** SET EXERCISE **
Copy out all lines where "Carminatti" appears.

(begin)

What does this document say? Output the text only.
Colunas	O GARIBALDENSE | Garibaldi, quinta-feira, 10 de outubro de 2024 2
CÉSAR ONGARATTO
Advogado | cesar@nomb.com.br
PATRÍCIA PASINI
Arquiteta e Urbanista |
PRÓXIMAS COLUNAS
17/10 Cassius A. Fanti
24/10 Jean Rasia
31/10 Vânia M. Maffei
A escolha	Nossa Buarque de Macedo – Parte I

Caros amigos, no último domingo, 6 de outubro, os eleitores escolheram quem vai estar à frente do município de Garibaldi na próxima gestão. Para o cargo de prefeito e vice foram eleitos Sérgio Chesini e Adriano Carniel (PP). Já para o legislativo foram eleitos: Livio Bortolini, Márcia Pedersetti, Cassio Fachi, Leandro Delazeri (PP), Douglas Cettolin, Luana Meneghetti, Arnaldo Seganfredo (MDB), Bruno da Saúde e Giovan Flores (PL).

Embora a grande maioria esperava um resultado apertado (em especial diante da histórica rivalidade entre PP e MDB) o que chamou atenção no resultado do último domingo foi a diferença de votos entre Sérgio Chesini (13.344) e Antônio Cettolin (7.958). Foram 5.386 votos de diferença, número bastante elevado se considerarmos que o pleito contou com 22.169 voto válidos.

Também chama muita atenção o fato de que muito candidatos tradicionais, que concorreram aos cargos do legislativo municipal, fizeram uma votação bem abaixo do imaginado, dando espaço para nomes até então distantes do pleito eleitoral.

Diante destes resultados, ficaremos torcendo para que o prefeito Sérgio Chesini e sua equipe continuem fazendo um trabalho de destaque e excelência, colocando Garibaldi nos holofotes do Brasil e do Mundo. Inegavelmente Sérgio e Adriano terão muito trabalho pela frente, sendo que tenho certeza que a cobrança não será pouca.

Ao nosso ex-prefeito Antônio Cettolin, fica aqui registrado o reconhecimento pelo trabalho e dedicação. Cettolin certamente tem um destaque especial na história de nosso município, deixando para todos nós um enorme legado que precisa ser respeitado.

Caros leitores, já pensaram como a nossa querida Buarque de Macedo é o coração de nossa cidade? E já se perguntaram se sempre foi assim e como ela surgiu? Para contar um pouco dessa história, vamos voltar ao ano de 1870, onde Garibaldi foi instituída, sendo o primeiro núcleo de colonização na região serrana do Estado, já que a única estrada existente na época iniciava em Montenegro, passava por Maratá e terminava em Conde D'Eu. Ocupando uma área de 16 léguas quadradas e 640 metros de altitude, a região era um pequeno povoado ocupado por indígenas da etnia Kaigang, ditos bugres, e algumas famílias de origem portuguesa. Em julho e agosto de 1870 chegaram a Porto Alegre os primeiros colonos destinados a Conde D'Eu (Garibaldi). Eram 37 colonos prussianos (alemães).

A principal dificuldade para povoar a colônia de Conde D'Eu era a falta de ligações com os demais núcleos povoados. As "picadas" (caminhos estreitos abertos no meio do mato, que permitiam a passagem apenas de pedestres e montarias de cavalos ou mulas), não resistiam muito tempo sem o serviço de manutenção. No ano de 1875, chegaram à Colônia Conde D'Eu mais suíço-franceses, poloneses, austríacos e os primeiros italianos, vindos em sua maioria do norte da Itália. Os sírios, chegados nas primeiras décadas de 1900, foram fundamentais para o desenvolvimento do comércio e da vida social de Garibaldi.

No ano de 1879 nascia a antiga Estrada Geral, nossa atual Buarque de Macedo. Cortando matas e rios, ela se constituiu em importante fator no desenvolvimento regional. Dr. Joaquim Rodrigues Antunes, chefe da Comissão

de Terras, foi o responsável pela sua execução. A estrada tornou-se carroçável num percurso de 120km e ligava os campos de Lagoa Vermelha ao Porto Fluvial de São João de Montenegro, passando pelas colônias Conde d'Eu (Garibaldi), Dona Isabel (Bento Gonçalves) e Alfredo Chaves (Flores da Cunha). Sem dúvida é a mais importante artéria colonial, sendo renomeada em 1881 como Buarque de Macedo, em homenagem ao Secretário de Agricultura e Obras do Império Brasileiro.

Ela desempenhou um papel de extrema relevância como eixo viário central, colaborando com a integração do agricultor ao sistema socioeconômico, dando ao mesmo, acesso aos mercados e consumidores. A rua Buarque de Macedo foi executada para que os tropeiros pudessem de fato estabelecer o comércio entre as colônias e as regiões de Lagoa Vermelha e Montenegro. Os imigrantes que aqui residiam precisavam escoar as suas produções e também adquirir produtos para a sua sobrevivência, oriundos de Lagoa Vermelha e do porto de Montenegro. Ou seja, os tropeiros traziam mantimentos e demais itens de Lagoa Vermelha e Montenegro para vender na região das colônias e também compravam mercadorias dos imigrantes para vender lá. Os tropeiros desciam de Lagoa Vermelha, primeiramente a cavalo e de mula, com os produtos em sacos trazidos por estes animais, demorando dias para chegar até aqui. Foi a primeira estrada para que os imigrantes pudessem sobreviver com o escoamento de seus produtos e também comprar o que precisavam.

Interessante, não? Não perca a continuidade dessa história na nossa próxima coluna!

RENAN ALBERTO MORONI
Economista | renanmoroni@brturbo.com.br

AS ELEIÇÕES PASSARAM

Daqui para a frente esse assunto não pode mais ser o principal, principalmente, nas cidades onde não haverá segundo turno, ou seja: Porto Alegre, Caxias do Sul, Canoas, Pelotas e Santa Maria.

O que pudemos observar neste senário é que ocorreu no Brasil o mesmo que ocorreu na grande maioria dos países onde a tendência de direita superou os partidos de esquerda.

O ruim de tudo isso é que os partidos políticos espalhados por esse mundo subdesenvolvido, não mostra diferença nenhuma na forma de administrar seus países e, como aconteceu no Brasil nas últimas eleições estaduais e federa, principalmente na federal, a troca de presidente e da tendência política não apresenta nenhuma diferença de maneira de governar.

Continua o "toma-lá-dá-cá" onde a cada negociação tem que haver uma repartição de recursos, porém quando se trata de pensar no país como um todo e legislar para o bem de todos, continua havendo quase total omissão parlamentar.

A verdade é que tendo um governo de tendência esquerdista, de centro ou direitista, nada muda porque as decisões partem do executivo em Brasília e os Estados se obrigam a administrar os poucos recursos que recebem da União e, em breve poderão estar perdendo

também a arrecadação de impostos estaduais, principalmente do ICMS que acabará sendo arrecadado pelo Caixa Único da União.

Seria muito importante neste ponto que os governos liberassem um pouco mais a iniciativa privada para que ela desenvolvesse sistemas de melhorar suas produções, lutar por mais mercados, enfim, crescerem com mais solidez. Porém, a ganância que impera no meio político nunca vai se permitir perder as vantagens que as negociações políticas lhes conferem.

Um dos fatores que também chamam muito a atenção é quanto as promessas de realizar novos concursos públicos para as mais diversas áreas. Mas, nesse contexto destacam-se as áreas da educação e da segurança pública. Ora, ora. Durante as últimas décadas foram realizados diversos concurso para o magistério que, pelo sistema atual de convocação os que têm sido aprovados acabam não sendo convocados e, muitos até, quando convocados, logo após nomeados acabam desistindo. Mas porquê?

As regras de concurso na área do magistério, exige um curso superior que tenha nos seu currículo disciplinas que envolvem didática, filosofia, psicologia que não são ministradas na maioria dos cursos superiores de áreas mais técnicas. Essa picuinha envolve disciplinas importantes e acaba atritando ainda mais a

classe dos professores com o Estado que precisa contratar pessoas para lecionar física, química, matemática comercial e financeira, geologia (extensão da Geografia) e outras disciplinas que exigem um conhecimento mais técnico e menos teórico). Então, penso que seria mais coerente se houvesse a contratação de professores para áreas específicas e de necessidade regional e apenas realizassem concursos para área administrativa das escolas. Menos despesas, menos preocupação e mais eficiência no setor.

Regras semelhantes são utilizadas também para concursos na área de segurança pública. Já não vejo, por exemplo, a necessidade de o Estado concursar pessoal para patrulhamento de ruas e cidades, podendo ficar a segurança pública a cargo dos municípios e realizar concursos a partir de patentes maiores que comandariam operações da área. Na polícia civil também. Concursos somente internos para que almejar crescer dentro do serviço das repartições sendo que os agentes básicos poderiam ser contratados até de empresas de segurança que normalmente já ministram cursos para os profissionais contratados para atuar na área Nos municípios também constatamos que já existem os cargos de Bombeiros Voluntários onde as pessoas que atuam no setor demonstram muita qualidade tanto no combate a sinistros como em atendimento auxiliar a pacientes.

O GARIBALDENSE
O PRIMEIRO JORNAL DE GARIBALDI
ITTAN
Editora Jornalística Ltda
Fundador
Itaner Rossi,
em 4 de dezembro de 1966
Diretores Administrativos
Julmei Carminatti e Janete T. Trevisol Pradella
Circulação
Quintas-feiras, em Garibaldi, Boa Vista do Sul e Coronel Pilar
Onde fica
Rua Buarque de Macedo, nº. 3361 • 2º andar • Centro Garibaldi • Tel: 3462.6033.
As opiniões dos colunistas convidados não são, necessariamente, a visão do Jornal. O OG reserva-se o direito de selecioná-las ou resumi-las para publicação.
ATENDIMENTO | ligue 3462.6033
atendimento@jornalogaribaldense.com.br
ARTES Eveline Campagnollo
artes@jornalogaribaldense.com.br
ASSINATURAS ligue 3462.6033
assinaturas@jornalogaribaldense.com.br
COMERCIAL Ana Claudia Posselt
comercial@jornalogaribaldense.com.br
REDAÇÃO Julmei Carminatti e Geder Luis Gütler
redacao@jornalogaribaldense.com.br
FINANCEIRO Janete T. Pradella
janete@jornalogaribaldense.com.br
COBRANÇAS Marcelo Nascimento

(end)

** EXERCISE RESULT **
Julmei Carminatti e Janete T. Trevisol Pradella
REDAÇÃO Julmei Carminatti e Geder Luis Gütler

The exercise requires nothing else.